### [SOURCE DOCUMENT]
—————

I'm attempting to write a FileAnalyzer class that would search a directory for Python files and provide details of each Python file in the form of a PrettyTable. I'm interested in the number of classes, functions, lines, and characters in each Python file.
Learning the ropes of OOP...here's the code I have so far:
class FileAnalyzer:
def __init__(self, directory: str) -> None:
"""
The files_summary attribute stores the summarized data for each Python file in the specified directory.
"""
self.directory: str = os.listdir(directory) #Directory to be scanned
self.analyze_files() # summarize the python files data
self.files_summary: Dict[str, Dict[str, int]] = {
dir: {
'Number of Classes': cls,
'Number of Functions': funccount,
'Number of Lines of Code': codelines,
'Number of Characters': characters
}
}
def analyze_files(self) -> None:
"""
This method scans a directory for python files. For every python file, it determines the number of classes,
functions, lines of code, and characters. The count for each one is returned in a tuple.
"""
for dir in self.directory:
if dir.endswith('.py'): # Check for python files
with open(dir, "r") as pyfile:
cls = 0 # Initialize classes count
for line in pyfile:
if line.startswith('Class'):
cls += 1
funccount = 0 # Initialize function count
for line in pyfile:
if line.startswith('def'):
funccount += 1
#Get number of lines of code
i = -1 #Account for empty files
for i, line in enumerate(pyfile):
pass
codelines = i + 1
#Get number of characters
characters = 0
characters += sum(len(line) for line in pyfile)

—————

### [GIVEN INFORMATION]

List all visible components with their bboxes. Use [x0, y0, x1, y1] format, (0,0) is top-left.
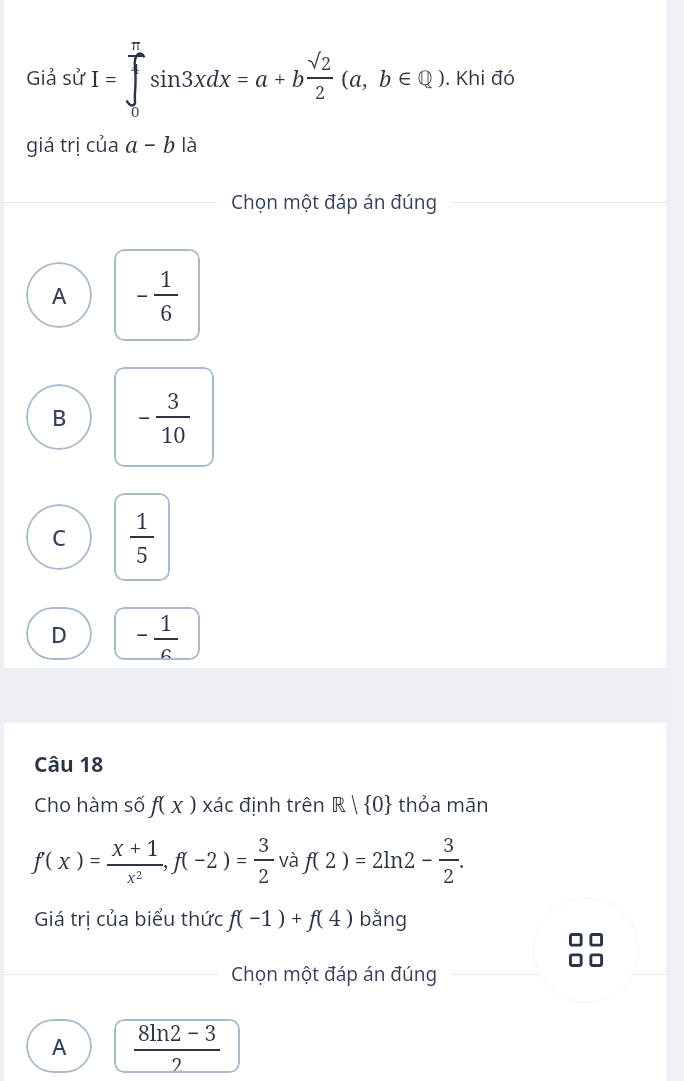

—————

### [EXERCISE TASK]
Give every key in the inner dictionary that the code in the forum post assigns to files_summary.

### [ANSWER TO THIS PROBLEM]
'Number of Classes', 'Number of Functions', 'Number of Lines of Code', 'Number of Characters'